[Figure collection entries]
____________
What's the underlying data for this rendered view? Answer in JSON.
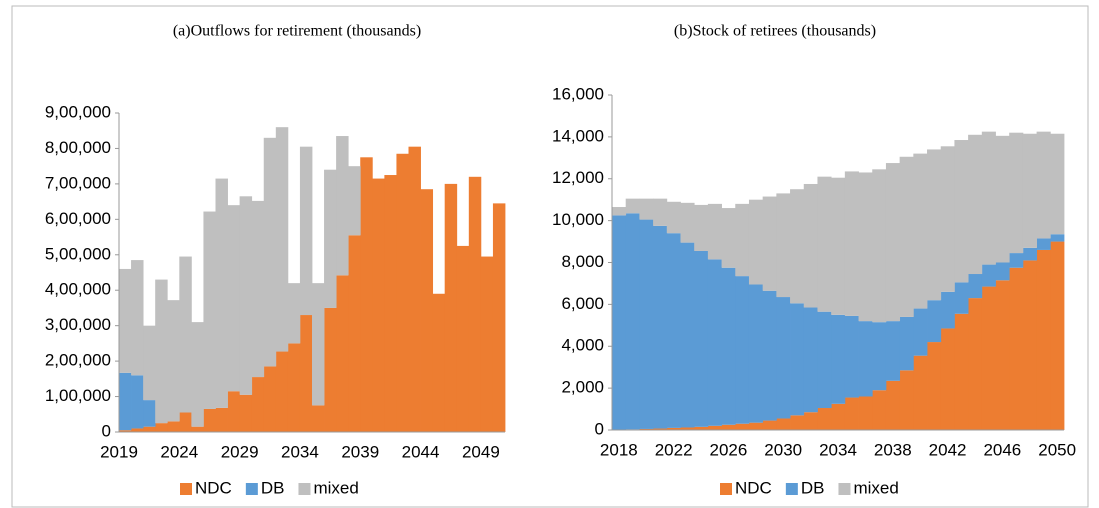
{
  "chart_data": [
    {
      "type": "bar",
      "title": "(a)Outflows for retirement (thousands)",
      "categories": [
        "2019",
        null,
        null,
        null,
        null,
        "2024",
        null,
        null,
        null,
        null,
        "2029",
        null,
        null,
        null,
        null,
        "2034",
        null,
        null,
        null,
        null,
        "2039",
        null,
        null,
        null,
        null,
        "2044",
        null,
        null,
        null,
        null,
        "2049",
        null
      ],
      "series": [
        {
          "name": "NDC",
          "color": "#ED7D31",
          "values": [
            5000,
            10000,
            15000,
            25000,
            30000,
            55000,
            15000,
            65000,
            68000,
            115000,
            105000,
            155000,
            185000,
            227000,
            250000,
            330000,
            75000,
            350000,
            442000,
            555000,
            775000,
            715000,
            725000,
            785000,
            805000,
            685000,
            390000,
            700000,
            525000,
            720000,
            495000,
            645000
          ]
        },
        {
          "name": "DB",
          "color": "#5B9BD5",
          "values": [
            162000,
            150000,
            75000,
            0,
            0,
            0,
            0,
            0,
            0,
            0,
            0,
            0,
            0,
            0,
            0,
            0,
            0,
            0,
            0,
            0,
            0,
            0,
            0,
            0,
            0,
            0,
            0,
            0,
            0,
            0,
            0,
            0
          ]
        },
        {
          "name": "mixed",
          "color": "#BFBFBF",
          "values": [
            293000,
            325000,
            210000,
            405000,
            342000,
            440000,
            295000,
            557000,
            647000,
            525000,
            560000,
            497000,
            645000,
            633000,
            170000,
            475000,
            345000,
            390000,
            393000,
            195000,
            0,
            0,
            0,
            0,
            0,
            0,
            0,
            0,
            0,
            0,
            0,
            0
          ]
        }
      ],
      "ylim": [
        0,
        900000
      ],
      "yticks": [
        0,
        {
          "value": 100000,
          "label": "1,00,000"
        },
        {
          "value": 200000,
          "label": "2,00,000"
        },
        {
          "value": 300000,
          "label": "3,00,000"
        },
        {
          "value": 400000,
          "label": "4,00,000"
        },
        {
          "value": 500000,
          "label": "5,00,000"
        },
        {
          "value": 600000,
          "label": "6,00,000"
        },
        {
          "value": 700000,
          "label": "7,00,000"
        },
        {
          "value": 800000,
          "label": "8,00,000"
        },
        {
          "value": 900000,
          "label": "9,00,000"
        }
      ],
      "legend": "bottom"
    },
    {
      "type": "bar",
      "title": "(b)Stock of retirees (thousands)",
      "categories": [
        "2018",
        null,
        null,
        null,
        "2022",
        null,
        null,
        null,
        "2026",
        null,
        null,
        null,
        "2030",
        null,
        null,
        null,
        "2034",
        null,
        null,
        null,
        "2038",
        null,
        null,
        null,
        "2042",
        null,
        null,
        null,
        "2046",
        null,
        null,
        null,
        "2050"
      ],
      "series": [
        {
          "name": "NDC",
          "color": "#ED7D31",
          "values": [
            20,
            30,
            50,
            70,
            100,
            120,
            150,
            200,
            250,
            300,
            350,
            450,
            550,
            700,
            850,
            1050,
            1250,
            1550,
            1600,
            1900,
            2350,
            2850,
            3550,
            4200,
            4850,
            5550,
            6300,
            6850,
            7150,
            7750,
            8100,
            8600,
            9000
          ]
        },
        {
          "name": "DB",
          "color": "#5B9BD5",
          "values": [
            10230,
            10320,
            10000,
            9680,
            9300,
            8830,
            8400,
            7950,
            7500,
            7050,
            6600,
            6200,
            5800,
            5350,
            5000,
            4600,
            4250,
            3900,
            3600,
            3250,
            2850,
            2550,
            2250,
            2000,
            1750,
            1500,
            1150,
            1050,
            850,
            700,
            600,
            550,
            350
          ]
        },
        {
          "name": "mixed",
          "color": "#BFBFBF",
          "values": [
            400,
            700,
            1000,
            1300,
            1500,
            1900,
            2200,
            2650,
            2850,
            3450,
            4050,
            4500,
            4950,
            5450,
            5900,
            6450,
            6550,
            6900,
            7100,
            7300,
            7550,
            7650,
            7400,
            7200,
            6950,
            6800,
            6650,
            6350,
            6050,
            5750,
            5450,
            5100,
            4800
          ]
        }
      ],
      "ylim": [
        0,
        16000
      ],
      "yticks": [
        0,
        {
          "value": 2000,
          "label": "2,000"
        },
        {
          "value": 4000,
          "label": "4,000"
        },
        {
          "value": 6000,
          "label": "6,000"
        },
        {
          "value": 8000,
          "label": "8,000"
        },
        {
          "value": 10000,
          "label": "10,000"
        },
        {
          "value": 12000,
          "label": "12,000"
        },
        {
          "value": 14000,
          "label": "14,000"
        },
        {
          "value": 16000,
          "label": "16,000"
        }
      ],
      "legend": "bottom"
    }
  ]
}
____________
- **Directive**
Are you able to set down all the lines above exactly, without any pictures?

- **Solution to the exercise**
What's the underlying data for this rendered view? Answer in JSON.
{
  "chart_data": [
    {
      "type": "bar",
      "title": "(a)Outflows for retirement (thousands)",
      "categories": [
        "2019",
        null,
        null,
        null,
        null,
        "2024",
        null,
        null,
        null,
        null,
        "2029",
        null,
        null,
        null,
        null,
        "2034",
        null,
        null,
        null,
        null,
        "2039",
        null,
        null,
        null,
        null,
        "2044",
        null,
        null,
        null,
        null,
        "2049",
        null
      ],
      "series": [
        {
          "name": "NDC",
          "color": "#ED7D31",
          "values": [
            5000,
            10000,
            15000,
            25000,
            30000,
            55000,
            15000,
            65000,
            68000,
            115000,
            105000,
            155000,
            185000,
            227000,
            250000,
            330000,
            75000,
            350000,
            442000,
            555000,
            775000,
            715000,
            725000,
            785000,
            805000,
            685000,
            390000,
            700000,
            525000,
            720000,
            495000,
            645000
          ]
        },
        {
          "name": "DB",
          "color": "#5B9BD5",
          "values": [
            162000,
            150000,
            75000,
            0,
            0,
            0,
            0,
            0,
            0,
            0,
            0,
            0,
            0,
            0,
            0,
            0,
            0,
            0,
            0,
            0,
            0,
            0,
            0,
            0,
            0,
            0,
            0,
            0,
            0,
            0,
            0,
            0
          ]
        },
        {
          "name": "mixed",
          "color": "#BFBFBF",
          "values": [
            293000,
            325000,
            210000,
            405000,
            342000,
            440000,
            295000,
            557000,
            647000,
            525000,
            560000,
            497000,
            645000,
            633000,
            170000,
            475000,
            345000,
            390000,
            393000,
            195000,
            0,
            0,
            0,
            0,
            0,
            0,
            0,
            0,
            0,
            0,
            0,
            0
          ]
        }
      ],
      "ylim": [
        0,
        900000
      ],
      "yticks": [
        0,
        {
          "value": 100000,
          "label": "1,00,000"
        },
        {
          "value": 200000,
          "label": "2,00,000"
        },
        {
          "value": 300000,
          "label": "3,00,000"
        },
        {
          "value": 400000,
          "label": "4,00,000"
        },
        {
          "value": 500000,
          "label": "5,00,000"
        },
        {
          "value": 600000,
          "label": "6,00,000"
        },
        {
          "value": 700000,
          "label": "7,00,000"
        },
        {
          "value": 800000,
          "label": "8,00,000"
        },
        {
          "value": 900000,
          "label": "9,00,000"
        }
      ],
      "legend": "bottom"
    },
    {
      "type": "bar",
      "title": "(b)Stock of retirees (thousands)",
      "categories": [
        "2018",
        null,
        null,
        null,
        "2022",
        null,
        null,
        null,
        "2026",
        null,
        null,
        null,
        "2030",
        null,
        null,
        null,
        "2034",
        null,
        null,
        null,
        "2038",
        null,
        null,
        null,
        "2042",
        null,
        null,
        null,
        "2046",
        null,
        null,
        null,
        "2050"
      ],
      "series": [
        {
          "name": "NDC",
          "color": "#ED7D31",
          "values": [
            20,
            30,
            50,
            70,
            100,
            120,
            150,
            200,
            250,
            300,
            350,
            450,
            550,
            700,
            850,
            1050,
            1250,
            1550,
            1600,
            1900,
            2350,
            2850,
            3550,
            4200,
            4850,
            5550,
            6300,
            6850,
            7150,
            7750,
            8100,
            8600,
            9000
          ]
        },
        {
          "name": "DB",
          "color": "#5B9BD5",
          "values": [
            10230,
            10320,
            10000,
            9680,
            9300,
            8830,
            8400,
            7950,
            7500,
            7050,
            6600,
            6200,
            5800,
            5350,
            5000,
            4600,
            4250,
            3900,
            3600,
            3250,
            2850,
            2550,
            2250,
            2000,
            1750,
            1500,
            1150,
            1050,
            850,
            700,
            600,
            550,
            350
          ]
        },
        {
          "name": "mixed",
          "color": "#BFBFBF",
          "values": [
            400,
            700,
            1000,
            1300,
            1500,
            1900,
            2200,
            2650,
            2850,
            3450,
            4050,
            4500,
            4950,
            5450,
            5900,
            6450,
            6550,
            6900,
            7100,
            7300,
            7550,
            7650,
            7400,
            7200,
            6950,
            6800,
            6650,
            6350,
            6050,
            5750,
            5450,
            5100,
            4800
          ]
        }
      ],
      "ylim": [
        0,
        16000
      ],
      "yticks": [
        0,
        {
          "value": 2000,
          "label": "2,000"
        },
        {
          "value": 4000,
          "label": "4,000"
        },
        {
          "value": 6000,
          "label": "6,000"
        },
        {
          "value": 8000,
          "label": "8,000"
        },
        {
          "value": 10000,
          "label": "10,000"
        },
        {
          "value": 12000,
          "label": "12,000"
        },
        {
          "value": 14000,
          "label": "14,000"
        },
        {
          "value": 16000,
          "label": "16,000"
        }
      ],
      "legend": "bottom"
    }
  ]
}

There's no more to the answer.